── Source data ──
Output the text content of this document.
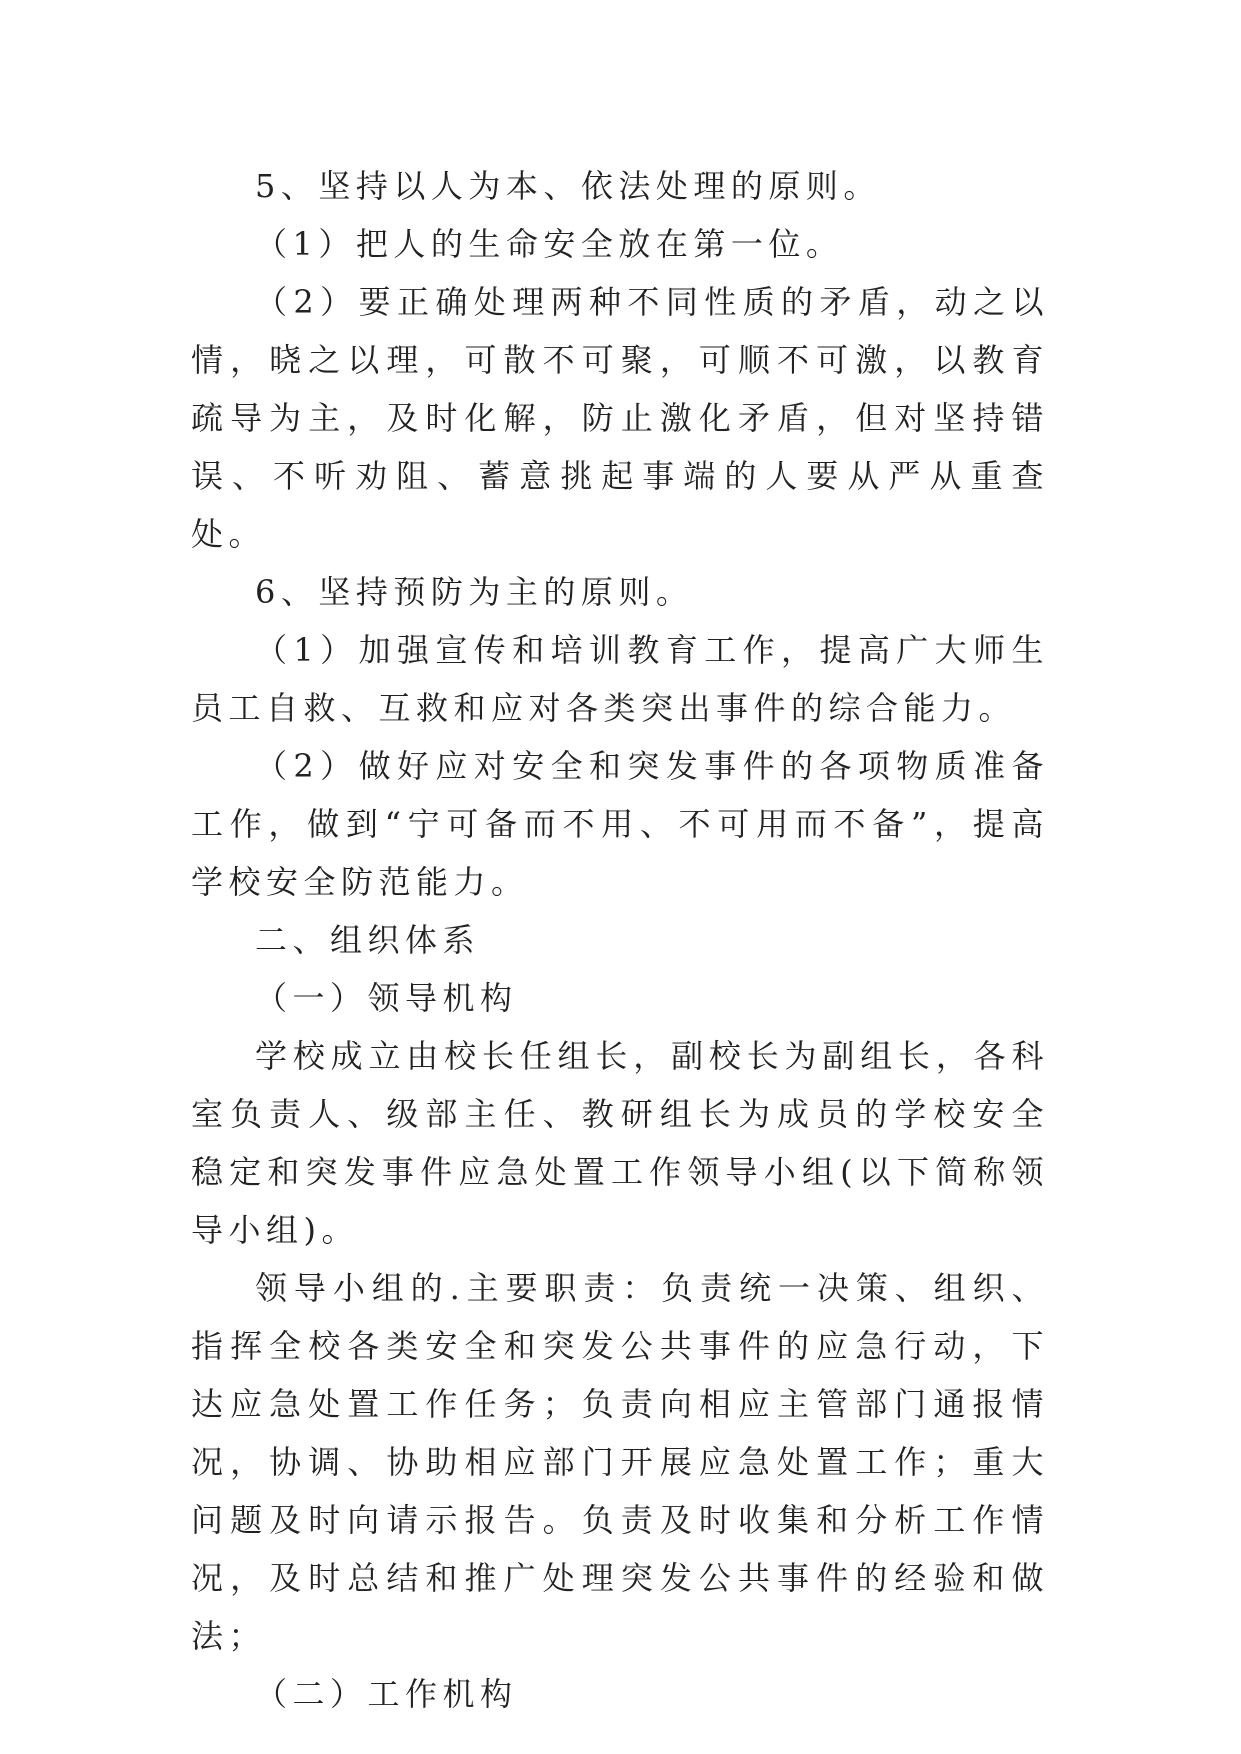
5、坚持以人为本、依法处理的原则。

（1）把人的生命安全放在第一位。

（2）要正确处理两种不同性质的矛盾，动之以情，晓之以理，可散不可聚，可顺不可激，以教育疏导为主，及时化解，防止激化矛盾，但对坚持错误、不听劝阻、蓄意挑起事端的人要从严从重查处。

6、坚持预防为主的原则。

（1）加强宣传和培训教育工作，提高广大师生员工自救、互救和应对各类突出事件的综合能力。

（2）做好应对安全和突发事件的各项物质准备工作，做到“宁可备而不用、不可用而不备”，提高学校安全防范能力。

二、组织体系

（一）领导机构

学校成立由校长任组长，副校长为副组长，各科室负责人、级部主任、教研组长为成员的学校安全稳定和突发事件应急处置工作领导小组(以下简称领导小组)。

领导小组的.主要职责：负责统一决策、组织、指挥全校各类安全和突发公共事件的应急行动，下达应急处置工作任务；负责向相应主管部门通报情况，协调、协助相应部门开展应急处置工作；重大问题及时向请示报告。负责及时收集和分析工作情况，及时总结和推广处理突发公共事件的经验和做法；

（二）工作机构
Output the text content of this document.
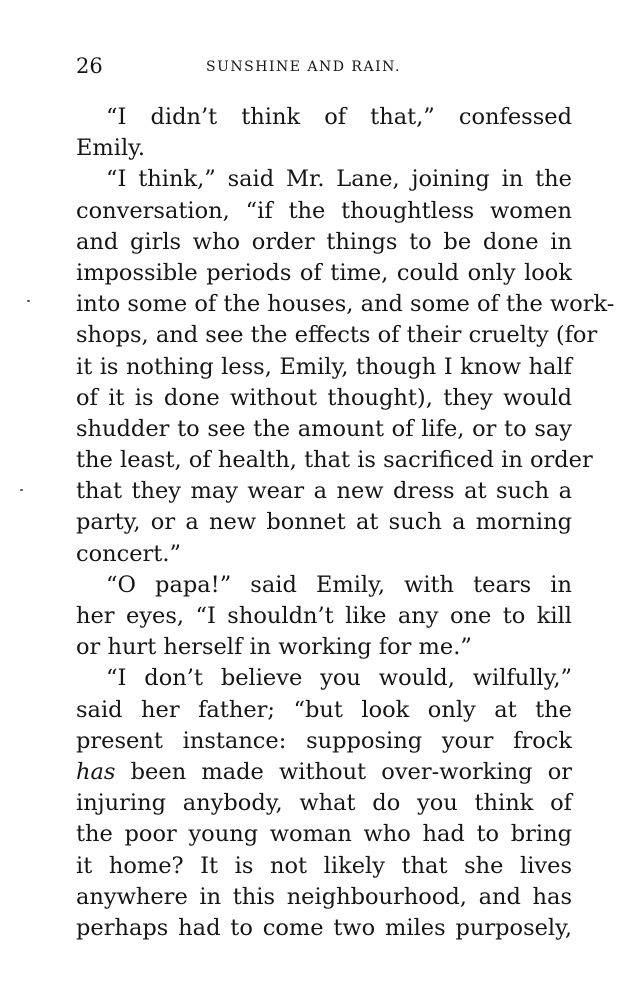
26	SUNSHINE AND RAIN.
“I didn’t think of that,” confessed
Emily.
“I think,” said Mr. Lane, joining in the
conversation, “if the thoughtless women
and girls who order things to be done in
impossible periods of time, could only look
into some of the houses, and some of the work-
shops, and see the effects of their cruelty (for
it is nothing less, Emily, though I know half
of it is done without thought), they would
shudder to see the amount of life, or to say
the least, of health, that is sacrificed in order
that they may wear a new dress at such a
party, or a new bonnet at such a morning
concert.”
“O papa!” said Emily, with tears in
her eyes, “I shouldn’t like any one to kill
or hurt herself in working for me.”
“I don’t believe you would, wilfully,”
said her father; “but look only at the
present instance: supposing your frock
has been made without over-working or
injuring anybody, what do you think of
the poor young woman who had to bring
it home? It is not likely that she lives
anywhere in this neighbourhood, and has
perhaps had to come two miles purposely,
───
▶ **Given problem**: Repeat the entries exactly and keep the pictures out of the copy.

▶ **Result of this task**:
Output the text content of this document.
5、坚持以人为本、依法处理的原则。

（1）把人的生命安全放在第一位。

（2）要正确处理两种不同性质的矛盾，动之以情，晓之以理，可散不可聚，可顺不可激，以教育疏导为主，及时化解，防止激化矛盾，但对坚持错误、不听劝阻、蓄意挑起事端的人要从严从重查处。

6、坚持预防为主的原则。

（1）加强宣传和培训教育工作，提高广大师生员工自救、互救和应对各类突出事件的综合能力。

（2）做好应对安全和突发事件的各项物质准备工作，做到“宁可备而不用、不可用而不备”，提高学校安全防范能力。

二、组织体系

（一）领导机构

学校成立由校长任组长，副校长为副组长，各科室负责人、级部主任、教研组长为成员的学校安全稳定和突发事件应急处置工作领导小组(以下简称领导小组)。

领导小组的.主要职责：负责统一决策、组织、指挥全校各类安全和突发公共事件的应急行动，下达应急处置工作任务；负责向相应主管部门通报情况，协调、协助相应部门开展应急处置工作；重大问题及时向请示报告。负责及时收集和分析工作情况，及时总结和推广处理突发公共事件的经验和做法；

（二）工作机构
Output the text content of this document.
26	SUNSHINE AND RAIN.
“I didn’t think of that,” confessed
Emily.
“I think,” said Mr. Lane, joining in the
conversation, “if the thoughtless women
and girls who order things to be done in
impossible periods of time, could only look
into some of the houses, and some of the work-
shops, and see the effects of their cruelty (for
it is nothing less, Emily, though I know half
of it is done without thought), they would
shudder to see the amount of life, or to say
the least, of health, that is sacrificed in order
that they may wear a new dress at such a
party, or a new bonnet at such a morning
concert.”
“O papa!” said Emily, with tears in
her eyes, “I shouldn’t like any one to kill
or hurt herself in working for me.”
“I don’t believe you would, wilfully,”
said her father; “but look only at the
present instance: supposing your frock
has been made without over-working or
injuring anybody, what do you think of
the poor young woman who had to bring
it home? It is not likely that she lives
anywhere in this neighbourhood, and has
perhaps had to come two miles purposely,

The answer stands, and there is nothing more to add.